▶ **EXTRACT**
START
From e2439fde9abfc36b823f4d88b093180b20e7d42d Mon Sep 17 00:00:00 2001
From: Eren Golge <egolge@mozilla.com>
Date: Mon, 29 Apr 2019 11:37:01 +0200
Subject: [PATCH] make location attention optional and keep all attention
 weights in attention class

---
 layers/tacotron2.py    | 95 ++++++++++++++++++++++++++----------------
 models/tacotron2.py    |  4 +-
 utils/generic_utils.py |  3 +-
 3 files changed, 62 insertions(+), 40 deletions(-)

diff --git a/layers/tacotron2.py b/layers/tacotron2.py
index df05e5ad..2fa6d06f 100644
--- a/layers/tacotron2.py
+++ b/layers/tacotron2.py
@@ -120,7 +120,7 @@ class LocationLayer(nn.Module):
 
 
 class Attention(nn.Module):
-    def __init__(self, attention_rnn_dim, embedding_dim, attention_dim,
+    def __init__(self, attention_rnn_dim, embedding_dim, attention_dim, location_attention,
                  attention_location_n_filters, attention_location_kernel_size,
                  windowing, norm, forward_attn, trans_agent):
         super(Attention, self).__init__()
@@ -131,37 +131,64 @@ class Attention(nn.Module):
         self.v = Linear(attention_dim, 1, bias=True)
         if trans_agent:
             self.ta = nn.Linear(attention_dim + embedding_dim, 1, bias=True)
END
▶ **RECORDS**
START
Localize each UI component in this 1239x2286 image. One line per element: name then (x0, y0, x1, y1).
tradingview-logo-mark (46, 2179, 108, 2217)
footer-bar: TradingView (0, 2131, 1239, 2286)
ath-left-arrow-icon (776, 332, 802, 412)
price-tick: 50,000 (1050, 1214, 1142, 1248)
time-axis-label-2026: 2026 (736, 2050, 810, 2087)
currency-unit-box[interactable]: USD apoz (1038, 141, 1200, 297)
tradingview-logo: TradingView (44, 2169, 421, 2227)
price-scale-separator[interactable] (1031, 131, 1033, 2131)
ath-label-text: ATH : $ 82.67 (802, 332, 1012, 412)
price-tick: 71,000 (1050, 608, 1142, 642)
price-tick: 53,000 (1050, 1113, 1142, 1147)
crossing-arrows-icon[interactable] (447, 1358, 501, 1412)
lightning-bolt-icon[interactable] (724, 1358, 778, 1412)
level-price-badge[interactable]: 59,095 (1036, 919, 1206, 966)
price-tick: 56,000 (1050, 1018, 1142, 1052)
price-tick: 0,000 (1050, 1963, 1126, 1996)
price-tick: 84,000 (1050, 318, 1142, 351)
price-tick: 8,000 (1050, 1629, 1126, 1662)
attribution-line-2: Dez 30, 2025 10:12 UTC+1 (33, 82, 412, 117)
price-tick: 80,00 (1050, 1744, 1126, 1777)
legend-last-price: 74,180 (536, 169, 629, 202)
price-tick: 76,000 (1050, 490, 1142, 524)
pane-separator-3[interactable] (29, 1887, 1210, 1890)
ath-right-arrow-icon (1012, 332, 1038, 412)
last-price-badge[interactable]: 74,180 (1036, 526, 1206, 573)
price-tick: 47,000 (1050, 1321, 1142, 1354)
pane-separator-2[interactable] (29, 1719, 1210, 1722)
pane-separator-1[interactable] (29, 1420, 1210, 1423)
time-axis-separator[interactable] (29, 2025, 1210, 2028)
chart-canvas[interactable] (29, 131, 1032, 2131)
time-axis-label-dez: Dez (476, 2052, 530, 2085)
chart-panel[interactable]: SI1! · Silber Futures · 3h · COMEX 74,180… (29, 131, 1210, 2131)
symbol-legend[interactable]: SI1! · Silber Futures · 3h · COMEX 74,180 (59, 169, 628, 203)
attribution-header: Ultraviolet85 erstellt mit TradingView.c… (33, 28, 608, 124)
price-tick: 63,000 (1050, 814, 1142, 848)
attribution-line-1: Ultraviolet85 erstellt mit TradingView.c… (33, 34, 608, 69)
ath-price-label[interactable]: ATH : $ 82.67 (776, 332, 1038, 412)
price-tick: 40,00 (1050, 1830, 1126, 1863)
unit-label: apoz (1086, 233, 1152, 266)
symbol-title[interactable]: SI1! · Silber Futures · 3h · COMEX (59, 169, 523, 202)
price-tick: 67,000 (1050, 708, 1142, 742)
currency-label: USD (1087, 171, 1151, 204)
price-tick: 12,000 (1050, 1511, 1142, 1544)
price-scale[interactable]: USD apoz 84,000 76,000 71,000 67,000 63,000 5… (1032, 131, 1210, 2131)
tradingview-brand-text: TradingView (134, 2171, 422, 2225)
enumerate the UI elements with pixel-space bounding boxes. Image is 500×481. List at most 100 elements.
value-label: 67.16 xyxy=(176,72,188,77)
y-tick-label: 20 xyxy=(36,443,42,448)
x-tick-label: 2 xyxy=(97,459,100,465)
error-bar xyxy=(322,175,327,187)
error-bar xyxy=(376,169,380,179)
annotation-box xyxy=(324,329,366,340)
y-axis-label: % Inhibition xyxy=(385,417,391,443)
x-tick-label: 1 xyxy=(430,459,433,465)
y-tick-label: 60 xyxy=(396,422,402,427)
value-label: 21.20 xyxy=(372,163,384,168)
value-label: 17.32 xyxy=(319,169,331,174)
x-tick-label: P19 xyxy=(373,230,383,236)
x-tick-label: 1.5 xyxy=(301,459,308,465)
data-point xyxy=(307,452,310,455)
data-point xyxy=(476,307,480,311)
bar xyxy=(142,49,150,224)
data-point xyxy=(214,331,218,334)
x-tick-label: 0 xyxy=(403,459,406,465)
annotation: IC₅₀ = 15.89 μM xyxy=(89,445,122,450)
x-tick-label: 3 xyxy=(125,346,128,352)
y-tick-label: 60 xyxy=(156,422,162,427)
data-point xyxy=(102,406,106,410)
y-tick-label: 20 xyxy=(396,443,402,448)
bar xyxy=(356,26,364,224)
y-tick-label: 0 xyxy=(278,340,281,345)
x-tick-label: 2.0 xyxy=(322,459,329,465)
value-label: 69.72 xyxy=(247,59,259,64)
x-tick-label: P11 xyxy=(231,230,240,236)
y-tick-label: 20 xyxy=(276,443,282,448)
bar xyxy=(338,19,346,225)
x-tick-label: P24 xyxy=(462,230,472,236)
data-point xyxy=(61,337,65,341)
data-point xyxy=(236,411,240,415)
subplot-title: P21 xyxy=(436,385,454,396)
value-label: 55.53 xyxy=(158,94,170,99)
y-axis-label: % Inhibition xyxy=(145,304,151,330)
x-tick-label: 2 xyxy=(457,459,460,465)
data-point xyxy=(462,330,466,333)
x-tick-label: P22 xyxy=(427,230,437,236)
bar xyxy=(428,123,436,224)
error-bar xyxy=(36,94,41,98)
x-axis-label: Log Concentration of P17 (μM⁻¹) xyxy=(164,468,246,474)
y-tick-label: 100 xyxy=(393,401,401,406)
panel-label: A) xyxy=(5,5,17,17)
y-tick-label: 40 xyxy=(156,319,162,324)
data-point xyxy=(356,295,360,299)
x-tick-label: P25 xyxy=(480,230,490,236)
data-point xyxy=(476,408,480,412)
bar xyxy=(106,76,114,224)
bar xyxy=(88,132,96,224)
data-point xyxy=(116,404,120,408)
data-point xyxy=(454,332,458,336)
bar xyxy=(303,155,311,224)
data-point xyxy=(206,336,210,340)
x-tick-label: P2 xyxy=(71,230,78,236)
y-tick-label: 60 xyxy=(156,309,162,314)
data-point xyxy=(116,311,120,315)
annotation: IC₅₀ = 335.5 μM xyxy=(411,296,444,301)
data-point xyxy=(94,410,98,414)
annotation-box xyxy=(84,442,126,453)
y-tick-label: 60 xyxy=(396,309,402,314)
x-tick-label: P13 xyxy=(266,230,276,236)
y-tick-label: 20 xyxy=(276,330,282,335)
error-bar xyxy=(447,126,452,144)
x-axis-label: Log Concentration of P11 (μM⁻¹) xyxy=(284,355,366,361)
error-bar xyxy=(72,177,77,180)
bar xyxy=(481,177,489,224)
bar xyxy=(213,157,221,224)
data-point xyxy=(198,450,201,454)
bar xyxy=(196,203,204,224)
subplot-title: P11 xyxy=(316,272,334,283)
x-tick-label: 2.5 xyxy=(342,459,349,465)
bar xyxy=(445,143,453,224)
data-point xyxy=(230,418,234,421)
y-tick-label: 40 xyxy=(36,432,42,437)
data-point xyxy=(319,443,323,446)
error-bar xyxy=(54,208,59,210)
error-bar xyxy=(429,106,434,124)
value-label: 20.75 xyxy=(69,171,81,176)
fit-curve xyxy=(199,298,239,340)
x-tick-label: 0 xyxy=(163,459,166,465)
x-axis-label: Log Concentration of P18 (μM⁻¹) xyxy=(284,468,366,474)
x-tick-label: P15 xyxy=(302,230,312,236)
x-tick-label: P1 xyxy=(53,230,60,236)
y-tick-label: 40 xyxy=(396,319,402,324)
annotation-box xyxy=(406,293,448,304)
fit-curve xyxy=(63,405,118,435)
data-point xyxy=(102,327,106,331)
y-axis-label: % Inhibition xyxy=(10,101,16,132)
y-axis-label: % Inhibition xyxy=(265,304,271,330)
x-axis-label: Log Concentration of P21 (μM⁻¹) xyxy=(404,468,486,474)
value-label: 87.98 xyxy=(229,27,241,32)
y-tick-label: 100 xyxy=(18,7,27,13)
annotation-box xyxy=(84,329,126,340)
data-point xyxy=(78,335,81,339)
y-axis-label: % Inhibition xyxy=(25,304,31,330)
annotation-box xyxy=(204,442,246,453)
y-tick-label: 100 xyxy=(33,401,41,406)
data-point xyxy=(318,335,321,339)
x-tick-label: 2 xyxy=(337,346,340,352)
END
▶ **GOALS**
**1.** Sum up the Tacotron 2 attention patch in two sentences.
**2.** Carry on the Tacotron 2 attention patch from its last line.

▶ **RESULTS OF THE TASKS**
**1.** The patch, sent by Eren Golge on April 29, 2019, makes location attention optional and keeps all attention weights in the attention class. It changes three files, with 62 insertions and 40 deletions, and adds a location_attention argument to the constructor of the Attention class in layers/tacotron2.py.

**2.**
-        self.location_layer = LocationLayer(attention_location_n_filters,
-                                            attention_location_kernel_size,
-                                            attention_dim)
+        if location_attention:
+            self.location_layer = LocationLayer(attention_location_n_filters,
+                                                attention_location_kernel_size,
+                                                attention_dim)
         self._mask_value = -float("inf")
         self.windowing = windowing
         self.win_idx = None
         self.norm = norm
         self.forward_attn = forward_attn
         self.trans_agent = trans_agent
+        self.location_attention = location_attention
 
     def init_win_idx(self):
         self.win_idx = -1
         self.win_back = 2
         self.win_front = 6
     
-    def init_forward_attn_state(self, inputs):
-        """
-        Init forward attention states
-        """
+    def init_forward_attn(self, inputs):
         B = inputs.shape[0]
         T = inputs.shape[1]
         self.alpha = torch.cat([torch.ones([B, 1]), torch.zeros([B, T])[:, :-1] + 1e-7 ], dim=1).to(inputs.device)
         self.u = (0.5 * torch.ones([B, 1])).to(inputs.device)
 
-    def get_attention(self, query, processed_inputs, attention_cat):
+    def init_location_attention(self, inputs):
+        B = inputs.shape[0]
+        T = inputs.shape[1]
+        self.attention_weights_cum = Variable(inputs.data.new(B, T).zero_())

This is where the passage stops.